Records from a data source

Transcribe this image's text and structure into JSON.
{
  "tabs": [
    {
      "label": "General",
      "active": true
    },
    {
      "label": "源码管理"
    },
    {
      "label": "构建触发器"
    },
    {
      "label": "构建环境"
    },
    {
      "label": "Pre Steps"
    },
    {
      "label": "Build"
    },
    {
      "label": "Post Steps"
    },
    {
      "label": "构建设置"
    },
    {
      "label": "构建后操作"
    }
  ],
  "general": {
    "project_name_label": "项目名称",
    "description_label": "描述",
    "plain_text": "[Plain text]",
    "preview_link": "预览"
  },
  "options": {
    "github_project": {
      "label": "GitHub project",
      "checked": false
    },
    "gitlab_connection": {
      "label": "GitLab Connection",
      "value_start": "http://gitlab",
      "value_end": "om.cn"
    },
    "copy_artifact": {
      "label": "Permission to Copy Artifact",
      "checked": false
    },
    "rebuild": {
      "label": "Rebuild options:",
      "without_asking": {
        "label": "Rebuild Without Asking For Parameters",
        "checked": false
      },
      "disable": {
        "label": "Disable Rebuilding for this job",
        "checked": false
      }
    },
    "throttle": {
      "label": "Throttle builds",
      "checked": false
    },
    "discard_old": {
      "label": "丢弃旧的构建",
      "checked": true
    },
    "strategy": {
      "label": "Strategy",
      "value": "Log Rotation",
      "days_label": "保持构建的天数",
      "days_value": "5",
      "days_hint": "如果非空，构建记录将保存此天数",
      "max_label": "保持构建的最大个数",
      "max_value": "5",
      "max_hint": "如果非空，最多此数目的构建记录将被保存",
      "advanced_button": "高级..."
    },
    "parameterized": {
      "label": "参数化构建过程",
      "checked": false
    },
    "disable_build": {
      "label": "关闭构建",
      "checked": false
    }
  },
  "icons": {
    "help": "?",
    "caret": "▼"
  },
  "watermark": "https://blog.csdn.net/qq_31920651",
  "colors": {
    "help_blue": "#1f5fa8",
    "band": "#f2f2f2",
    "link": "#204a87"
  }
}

• Aim:
Reproduce every line of the data verbatim.

• Complete response:
Transcribe this image's text and structure into JSON.
{
  "tabs": [
    {
      "label": "General",
      "active": true
    },
    {
      "label": "源码管理"
    },
    {
      "label": "构建触发器"
    },
    {
      "label": "构建环境"
    },
    {
      "label": "Pre Steps"
    },
    {
      "label": "Build"
    },
    {
      "label": "Post Steps"
    },
    {
      "label": "构建设置"
    },
    {
      "label": "构建后操作"
    }
  ],
  "general": {
    "project_name_label": "项目名称",
    "description_label": "描述",
    "plain_text": "[Plain text]",
    "preview_link": "预览"
  },
  "options": {
    "github_project": {
      "label": "GitHub project",
      "checked": false
    },
    "gitlab_connection": {
      "label": "GitLab Connection",
      "value_start": "http://gitlab",
      "value_end": "om.cn"
    },
    "copy_artifact": {
      "label": "Permission to Copy Artifact",
      "checked": false
    },
    "rebuild": {
      "label": "Rebuild options:",
      "without_asking": {
        "label": "Rebuild Without Asking For Parameters",
        "checked": false
      },
      "disable": {
        "label": "Disable Rebuilding for this job",
        "checked": false
      }
    },
    "throttle": {
      "label": "Throttle builds",
      "checked": false
    },
    "discard_old": {
      "label": "丢弃旧的构建",
      "checked": true
    },
    "strategy": {
      "label": "Strategy",
      "value": "Log Rotation",
      "days_label": "保持构建的天数",
      "days_value": "5",
      "days_hint": "如果非空，构建记录将保存此天数",
      "max_label": "保持构建的最大个数",
      "max_value": "5",
      "max_hint": "如果非空，最多此数目的构建记录将被保存",
      "advanced_button": "高级..."
    },
    "parameterized": {
      "label": "参数化构建过程",
      "checked": false
    },
    "disable_build": {
      "label": "关闭构建",
      "checked": false
    }
  },
  "icons": {
    "help": "?",
    "caret": "▼"
  },
  "watermark": "https://blog.csdn.net/qq_31920651",
  "colors": {
    "help_blue": "#1f5fa8",
    "band": "#f2f2f2",
    "link": "#204a87"
  }
}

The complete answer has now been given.